__Set problem__
From the listing below, count the lines where the string "jiahengwei" occurs. Give the number, with no other words.
::: Information given
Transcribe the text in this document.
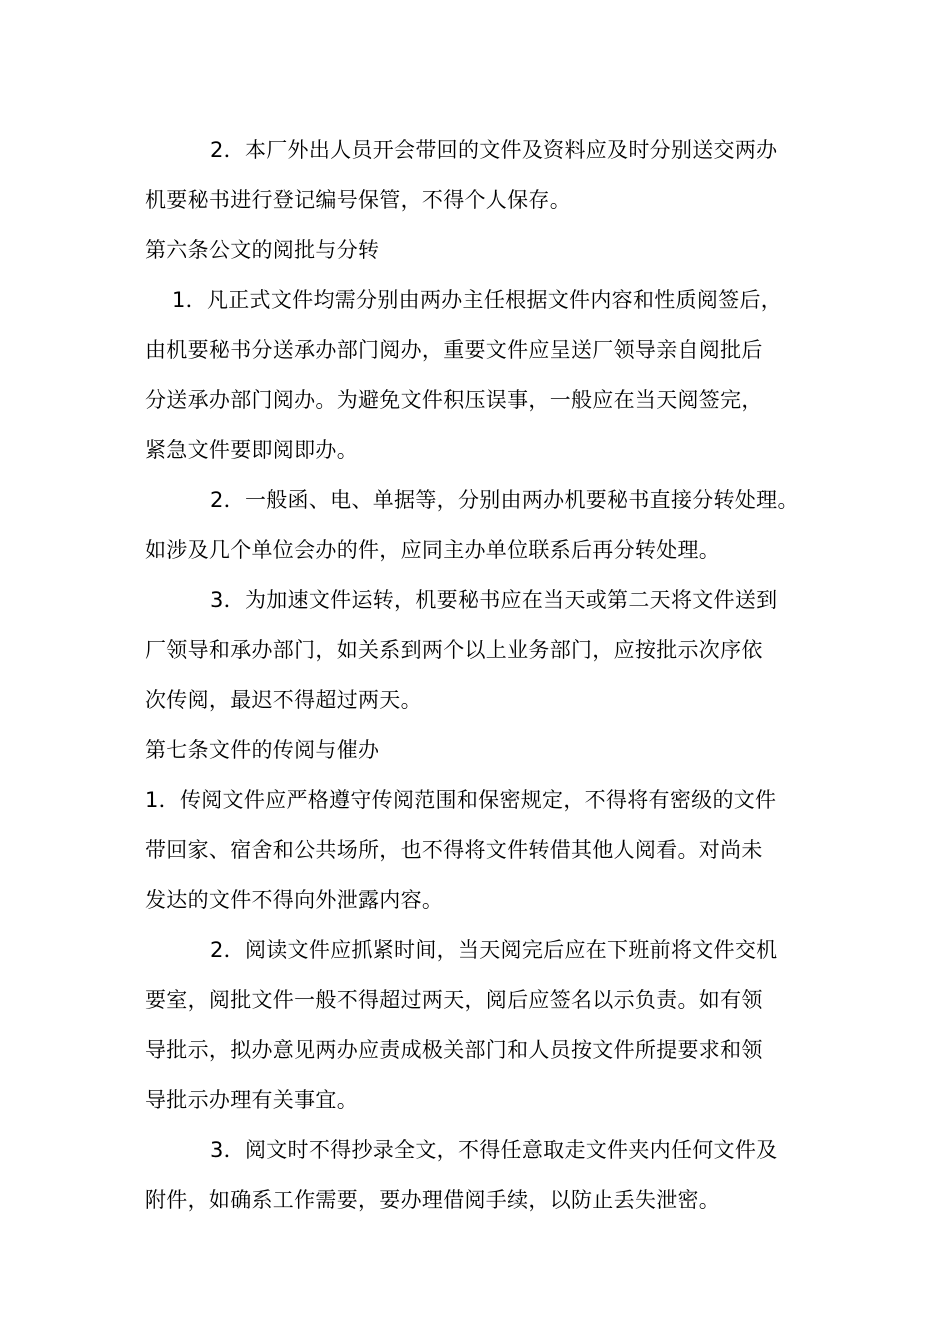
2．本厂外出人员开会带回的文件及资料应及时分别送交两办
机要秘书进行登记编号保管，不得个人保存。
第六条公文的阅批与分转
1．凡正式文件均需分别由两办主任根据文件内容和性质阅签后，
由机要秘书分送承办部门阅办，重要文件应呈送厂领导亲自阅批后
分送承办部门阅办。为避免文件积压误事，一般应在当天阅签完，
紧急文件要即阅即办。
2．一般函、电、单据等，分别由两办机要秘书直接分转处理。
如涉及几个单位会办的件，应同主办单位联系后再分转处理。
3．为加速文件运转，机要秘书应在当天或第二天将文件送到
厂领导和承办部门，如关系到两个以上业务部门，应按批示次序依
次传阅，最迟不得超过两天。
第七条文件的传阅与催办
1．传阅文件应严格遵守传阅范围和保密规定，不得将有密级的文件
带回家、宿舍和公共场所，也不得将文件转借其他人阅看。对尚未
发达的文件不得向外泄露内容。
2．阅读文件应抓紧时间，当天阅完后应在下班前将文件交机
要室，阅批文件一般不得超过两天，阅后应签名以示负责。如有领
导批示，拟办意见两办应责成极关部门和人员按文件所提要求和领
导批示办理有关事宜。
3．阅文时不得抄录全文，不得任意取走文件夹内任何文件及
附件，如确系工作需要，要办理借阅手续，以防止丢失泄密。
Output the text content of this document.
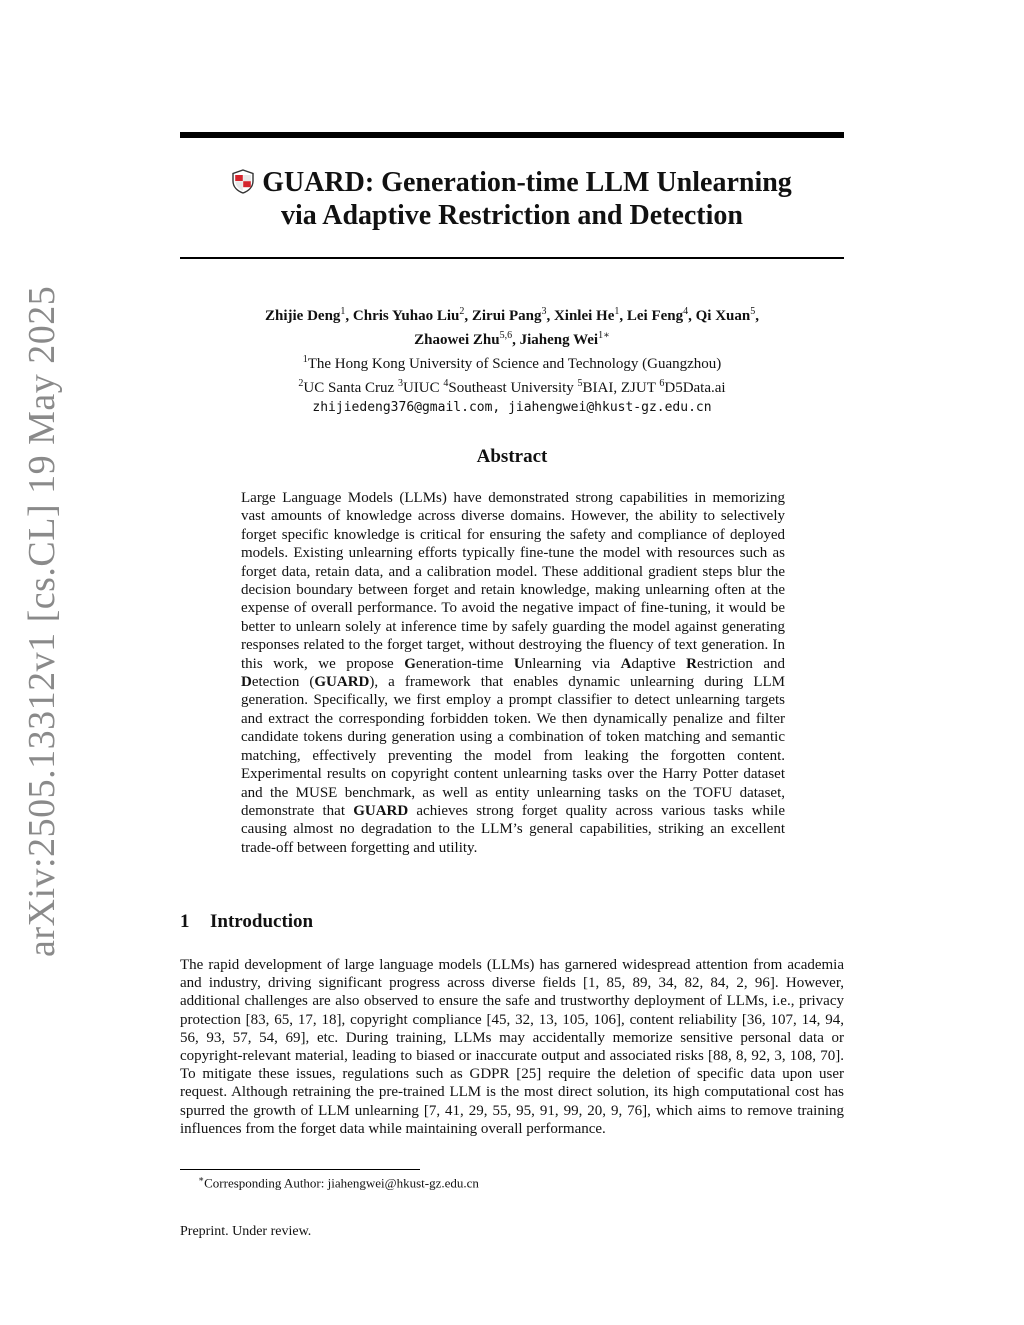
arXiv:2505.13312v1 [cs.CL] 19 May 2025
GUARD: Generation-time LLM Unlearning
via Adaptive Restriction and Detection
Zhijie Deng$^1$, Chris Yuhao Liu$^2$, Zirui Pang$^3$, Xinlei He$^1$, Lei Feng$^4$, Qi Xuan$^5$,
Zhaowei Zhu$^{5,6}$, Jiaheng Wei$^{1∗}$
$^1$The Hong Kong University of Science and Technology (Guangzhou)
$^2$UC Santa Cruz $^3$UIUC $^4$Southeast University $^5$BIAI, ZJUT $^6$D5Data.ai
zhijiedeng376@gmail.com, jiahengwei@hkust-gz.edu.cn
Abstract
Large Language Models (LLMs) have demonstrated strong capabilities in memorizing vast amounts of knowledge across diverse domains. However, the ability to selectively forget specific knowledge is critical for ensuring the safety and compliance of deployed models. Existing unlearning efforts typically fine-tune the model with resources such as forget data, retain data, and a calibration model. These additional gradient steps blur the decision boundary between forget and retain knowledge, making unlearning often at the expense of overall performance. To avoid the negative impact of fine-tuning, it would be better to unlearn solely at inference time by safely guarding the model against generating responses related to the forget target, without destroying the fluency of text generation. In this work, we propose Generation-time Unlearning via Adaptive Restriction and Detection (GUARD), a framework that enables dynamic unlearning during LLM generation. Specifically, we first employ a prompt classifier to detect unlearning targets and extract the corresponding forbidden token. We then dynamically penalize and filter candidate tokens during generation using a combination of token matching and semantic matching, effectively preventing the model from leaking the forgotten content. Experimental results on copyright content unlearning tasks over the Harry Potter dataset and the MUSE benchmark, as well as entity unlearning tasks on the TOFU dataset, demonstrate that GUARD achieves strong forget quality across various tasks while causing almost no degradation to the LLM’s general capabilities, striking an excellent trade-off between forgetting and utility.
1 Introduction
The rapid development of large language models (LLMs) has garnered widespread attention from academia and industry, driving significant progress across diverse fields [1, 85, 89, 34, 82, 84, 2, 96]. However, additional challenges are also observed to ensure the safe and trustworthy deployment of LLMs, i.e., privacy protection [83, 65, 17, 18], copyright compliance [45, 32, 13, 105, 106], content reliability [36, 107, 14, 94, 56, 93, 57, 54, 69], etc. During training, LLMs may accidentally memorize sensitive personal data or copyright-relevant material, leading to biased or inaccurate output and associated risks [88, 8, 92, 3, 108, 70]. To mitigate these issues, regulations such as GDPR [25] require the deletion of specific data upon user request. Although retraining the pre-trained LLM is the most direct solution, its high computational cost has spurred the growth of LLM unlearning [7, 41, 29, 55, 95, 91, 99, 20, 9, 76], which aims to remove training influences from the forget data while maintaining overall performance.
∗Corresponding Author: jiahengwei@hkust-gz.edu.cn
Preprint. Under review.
::::::
::: Information given
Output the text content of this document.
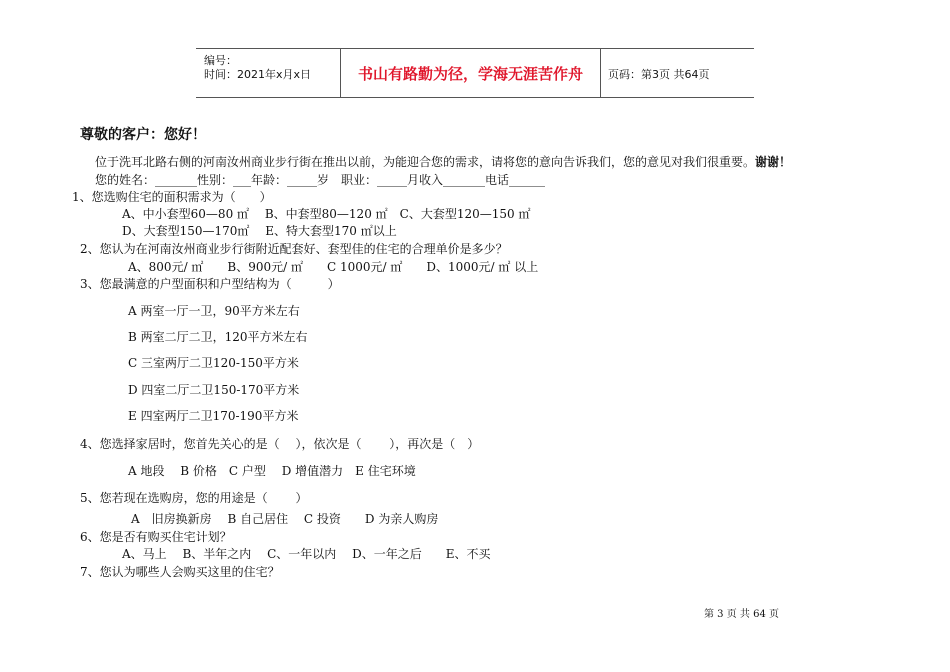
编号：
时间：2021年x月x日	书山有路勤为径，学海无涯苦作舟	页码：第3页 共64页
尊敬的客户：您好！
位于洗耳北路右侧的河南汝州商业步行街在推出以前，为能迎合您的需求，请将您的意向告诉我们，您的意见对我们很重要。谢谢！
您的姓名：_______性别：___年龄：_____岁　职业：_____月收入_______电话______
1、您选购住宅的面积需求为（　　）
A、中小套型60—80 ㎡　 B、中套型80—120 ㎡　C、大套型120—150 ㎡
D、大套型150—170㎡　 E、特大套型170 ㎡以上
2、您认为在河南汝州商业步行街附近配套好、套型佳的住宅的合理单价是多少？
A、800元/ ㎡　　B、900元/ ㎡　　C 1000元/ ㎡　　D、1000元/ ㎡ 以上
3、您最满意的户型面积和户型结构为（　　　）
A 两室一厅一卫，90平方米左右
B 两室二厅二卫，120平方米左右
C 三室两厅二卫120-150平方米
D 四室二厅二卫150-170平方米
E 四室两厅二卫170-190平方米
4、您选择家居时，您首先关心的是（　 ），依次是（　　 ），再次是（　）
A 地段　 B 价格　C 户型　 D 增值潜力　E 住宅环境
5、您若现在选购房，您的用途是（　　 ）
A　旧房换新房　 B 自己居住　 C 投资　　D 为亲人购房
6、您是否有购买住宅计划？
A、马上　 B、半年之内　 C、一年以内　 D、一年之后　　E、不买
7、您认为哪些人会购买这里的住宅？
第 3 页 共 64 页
::::::
__Result__
2